↓↓↓

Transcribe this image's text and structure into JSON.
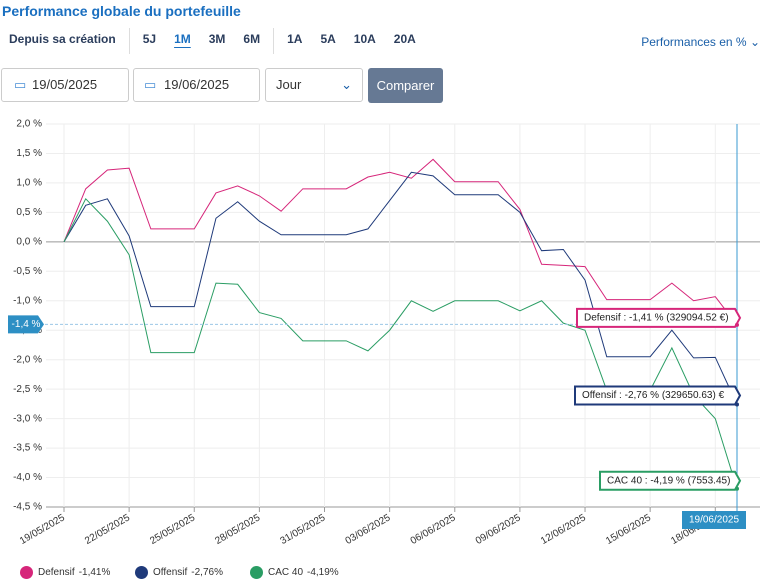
{
  "header": {
    "title": "Performance globale du portefeuille"
  },
  "tabs": {
    "items": [
      "Depuis sa création",
      "5J",
      "1M",
      "3M",
      "6M",
      "1A",
      "5A",
      "10A",
      "20A"
    ],
    "active": 2
  },
  "perf_select": "Performances en %",
  "filters": {
    "date_from": "19/05/2025",
    "date_to": "19/06/2025",
    "period": "Jour",
    "button": "Comparer"
  },
  "chart_data": {
    "type": "line",
    "categories": [
      "19/05/2025",
      null,
      null,
      "22/05/2025",
      null,
      null,
      "25/05/2025",
      null,
      null,
      "28/05/2025",
      null,
      null,
      "31/05/2025",
      null,
      null,
      "03/06/2025",
      null,
      null,
      "06/06/2025",
      null,
      null,
      "09/06/2025",
      null,
      null,
      "12/06/2025",
      null,
      null,
      "15/06/2025",
      null,
      null,
      "18/06/2025",
      null
    ],
    "series": [
      {
        "name": "Defensif",
        "color": "#d6267a",
        "values": [
          0,
          0.9,
          1.22,
          1.25,
          0.22,
          0.22,
          0.22,
          0.83,
          0.95,
          0.78,
          0.52,
          0.9,
          0.9,
          0.9,
          1.1,
          1.18,
          1.08,
          1.4,
          1.02,
          1.02,
          1.02,
          0.55,
          -0.38,
          -0.4,
          -0.42,
          -0.98,
          -0.98,
          -0.98,
          -0.7,
          -1.0,
          -0.93,
          -1.41
        ]
      },
      {
        "name": "Offensif",
        "color": "#1f3a7a",
        "values": [
          0,
          0.62,
          0.73,
          0.1,
          -1.1,
          -1.1,
          -1.1,
          0.4,
          0.68,
          0.35,
          0.12,
          0.12,
          0.12,
          0.12,
          0.22,
          0.7,
          1.18,
          1.12,
          0.8,
          0.8,
          0.8,
          0.5,
          -0.15,
          -0.13,
          -0.65,
          -1.95,
          -1.95,
          -1.95,
          -1.5,
          -1.97,
          -1.96,
          -2.76
        ]
      },
      {
        "name": "CAC 40",
        "color": "#2a9d64",
        "values": [
          0,
          0.73,
          0.35,
          -0.22,
          -1.88,
          -1.88,
          -1.88,
          -0.7,
          -0.72,
          -1.2,
          -1.3,
          -1.68,
          -1.68,
          -1.68,
          -1.85,
          -1.5,
          -1.0,
          -1.18,
          -1.0,
          -1.0,
          -1.0,
          -1.17,
          -1.0,
          -1.38,
          -1.5,
          -2.52,
          -2.52,
          -2.52,
          -1.8,
          -2.6,
          -3.0,
          -4.19
        ]
      }
    ],
    "legend_labels": [
      "-1,41%",
      "-2,76%",
      "-4,19%"
    ],
    "tooltips": [
      "Defensif : -1,41 % (329094.52 €)",
      "Offensif : -2,76 % (329650.63) €",
      "CAC 40 : -4,19 % (7553.45)"
    ],
    "cursor": {
      "y": {
        "value": -1.4,
        "label": "-1,4 %"
      },
      "x_label": "19/06/2025"
    },
    "ylim": [
      -4.5,
      2.0
    ],
    "yticks": [
      {
        "value": 2.0,
        "label": "2,0 %"
      },
      {
        "value": 1.5,
        "label": "1,5 %"
      },
      {
        "value": 1.0,
        "label": "1,0 %"
      },
      {
        "value": 0.5,
        "label": "0,5 %"
      },
      {
        "value": 0,
        "label": "0,0 %"
      },
      {
        "value": -0.5,
        "label": "-0,5 %"
      },
      {
        "value": -1.0,
        "label": "-1,0 %"
      },
      {
        "value": -1.5,
        "label": "-1,5 %"
      },
      {
        "value": -2.0,
        "label": "-2,0 %"
      },
      {
        "value": -2.5,
        "label": "-2,5 %"
      },
      {
        "value": -3.0,
        "label": "-3,0 %"
      },
      {
        "value": -3.5,
        "label": "-3,5 %"
      },
      {
        "value": -4.0,
        "label": "-4,0 %"
      },
      {
        "value": -4.5,
        "label": "-4,5 %"
      }
    ],
    "grid": true
  }
}
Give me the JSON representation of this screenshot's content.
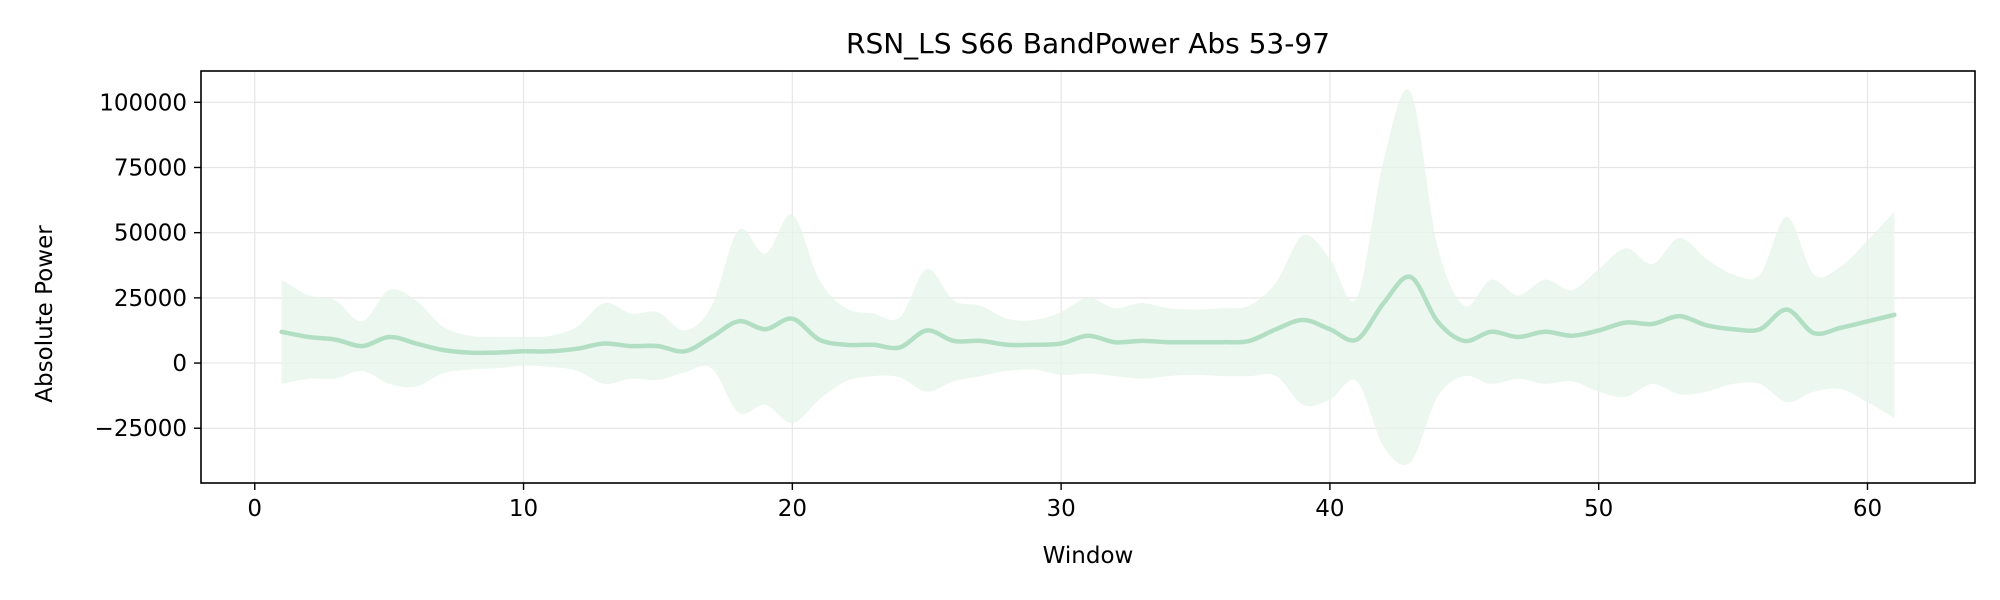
{
  "chart_data": {
    "type": "line",
    "title": "RSN_LS S66 BandPower Abs 53-97",
    "xlabel": "Window",
    "ylabel": "Absolute Power",
    "xlim": [
      -2,
      64
    ],
    "ylim": [
      -46000,
      112000
    ],
    "xticks": [
      0,
      10,
      20,
      30,
      40,
      50,
      60
    ],
    "yticks": [
      -25000,
      0,
      25000,
      50000,
      75000,
      100000
    ],
    "ytick_labels": [
      "−25000",
      "0",
      "25000",
      "50000",
      "75000",
      "100000"
    ],
    "grid": true,
    "colors": {
      "line": "#b2dfc3",
      "band": "#e6f4ea",
      "grid": "#e6e6e6"
    },
    "series": [
      {
        "x": [
          1,
          2,
          3,
          4,
          5,
          6,
          7,
          8,
          9,
          10,
          11,
          12,
          13,
          14,
          15,
          16,
          17,
          18,
          19,
          20,
          21,
          22,
          23,
          24,
          25,
          26,
          27,
          28,
          29,
          30,
          31,
          32,
          33,
          34,
          35,
          36,
          37,
          38,
          39,
          40,
          41,
          42,
          43,
          44,
          45,
          46,
          47,
          48,
          49,
          50,
          51,
          52,
          53,
          54,
          55,
          56,
          57,
          58,
          59,
          60,
          61
        ],
        "mean": [
          12000,
          10000,
          9000,
          6500,
          10000,
          7500,
          5000,
          4000,
          4000,
          4500,
          4500,
          5500,
          7500,
          6500,
          6500,
          4500,
          10000,
          16000,
          13000,
          17000,
          9000,
          7000,
          7000,
          6000,
          12500,
          8500,
          8500,
          7000,
          7000,
          7500,
          10500,
          8000,
          8500,
          8000,
          8000,
          8000,
          8500,
          13000,
          16500,
          13000,
          9000,
          23000,
          33000,
          16000,
          8500,
          12000,
          10000,
          12000,
          10500,
          12500,
          15500,
          15000,
          18000,
          14500,
          13000,
          13000,
          20500,
          11500,
          13500,
          16000,
          18500
        ],
        "upper": [
          32000,
          26000,
          24000,
          16000,
          28000,
          24000,
          14000,
          10500,
          10000,
          10000,
          10500,
          14000,
          23000,
          19000,
          19500,
          12500,
          22000,
          51000,
          42000,
          57000,
          32000,
          21000,
          19000,
          17500,
          36000,
          24000,
          22000,
          17000,
          16500,
          19500,
          25000,
          21000,
          23000,
          21000,
          20500,
          21000,
          22000,
          31000,
          49000,
          40000,
          25000,
          78000,
          104000,
          45000,
          22000,
          32000,
          26000,
          32000,
          28000,
          36000,
          44000,
          38000,
          48000,
          40000,
          34000,
          34000,
          56000,
          34000,
          37000,
          47000,
          58000
        ],
        "lower": [
          -8000,
          -6000,
          -6000,
          -3000,
          -8000,
          -9000,
          -4000,
          -2500,
          -2000,
          -1000,
          -1500,
          -3000,
          -8000,
          -6000,
          -6500,
          -3500,
          -2000,
          -19000,
          -16000,
          -23000,
          -14000,
          -7000,
          -5000,
          -5500,
          -11000,
          -7000,
          -5000,
          -3000,
          -2500,
          -4500,
          -4000,
          -5000,
          -6000,
          -5000,
          -4500,
          -5000,
          -5000,
          -5000,
          -16000,
          -14000,
          -7000,
          -32000,
          -38000,
          -13000,
          -5000,
          -8000,
          -6000,
          -8000,
          -7000,
          -11000,
          -13000,
          -8000,
          -12000,
          -11000,
          -8000,
          -8000,
          -15000,
          -11000,
          -10000,
          -15000,
          -21000
        ]
      }
    ]
  }
}
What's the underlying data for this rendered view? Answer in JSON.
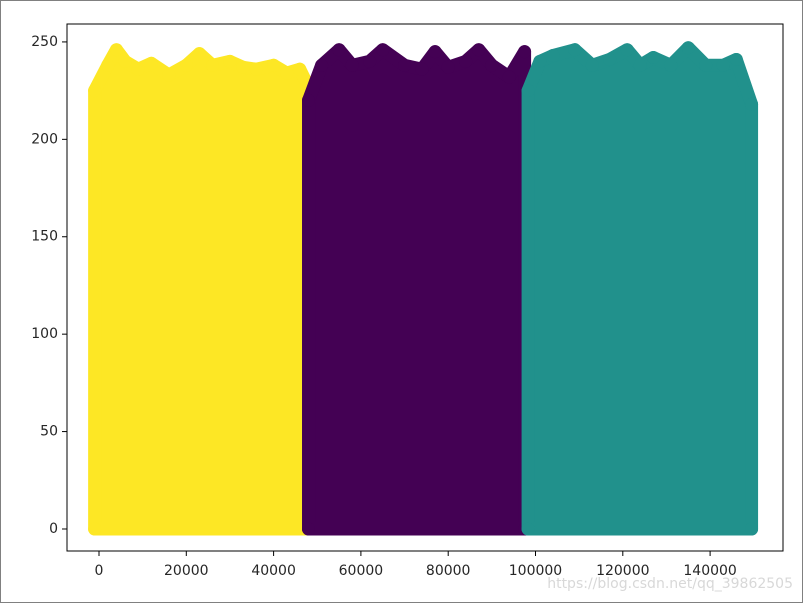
{
  "chart_data": {
    "type": "scatter",
    "xlim": [
      -7330,
      156700
    ],
    "ylim": [
      -11.3,
      259.2
    ],
    "xticks": [
      0,
      20000,
      40000,
      60000,
      80000,
      100000,
      120000,
      140000
    ],
    "yticks": [
      0,
      50,
      100,
      150,
      200,
      250
    ],
    "series": [
      {
        "color": "#fde725",
        "x": [
          -1000,
          -1000,
          2000,
          4000,
          6000,
          9000,
          12000,
          16000,
          20000,
          23000,
          26000,
          30000,
          33000,
          36000,
          40000,
          43000,
          46000,
          48400,
          48400
        ],
        "y": [
          0,
          225,
          238,
          246,
          240,
          236,
          239,
          233,
          238,
          244,
          238,
          240,
          237,
          236,
          238,
          234,
          236,
          225,
          0
        ]
      },
      {
        "color": "#440154",
        "x": [
          48000,
          48000,
          51000,
          55000,
          58000,
          62000,
          65000,
          70000,
          74000,
          77000,
          80000,
          84000,
          87000,
          90000,
          94000,
          97500,
          97500
        ],
        "y": [
          0,
          220,
          238,
          246,
          238,
          240,
          246,
          238,
          236,
          245,
          237,
          240,
          246,
          238,
          232,
          245,
          0
        ]
      },
      {
        "color": "#21918c",
        "x": [
          98300,
          98300,
          101000,
          104000,
          109000,
          113000,
          117000,
          121000,
          124000,
          127000,
          131000,
          135000,
          139000,
          143000,
          146000,
          149500,
          149500
        ],
        "y": [
          0,
          225,
          240,
          243,
          246,
          238,
          241,
          246,
          238,
          242,
          238,
          247,
          238,
          238,
          241,
          218,
          0
        ]
      }
    ],
    "watermark": "https://blog.csdn.net/qq_39862505"
  }
}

↑↑↑

## THE REQUEST
Reply with nothing but the number of lines in the data above that contain "Defensif".

## RESPONSE FOR THIS EXERCISE
2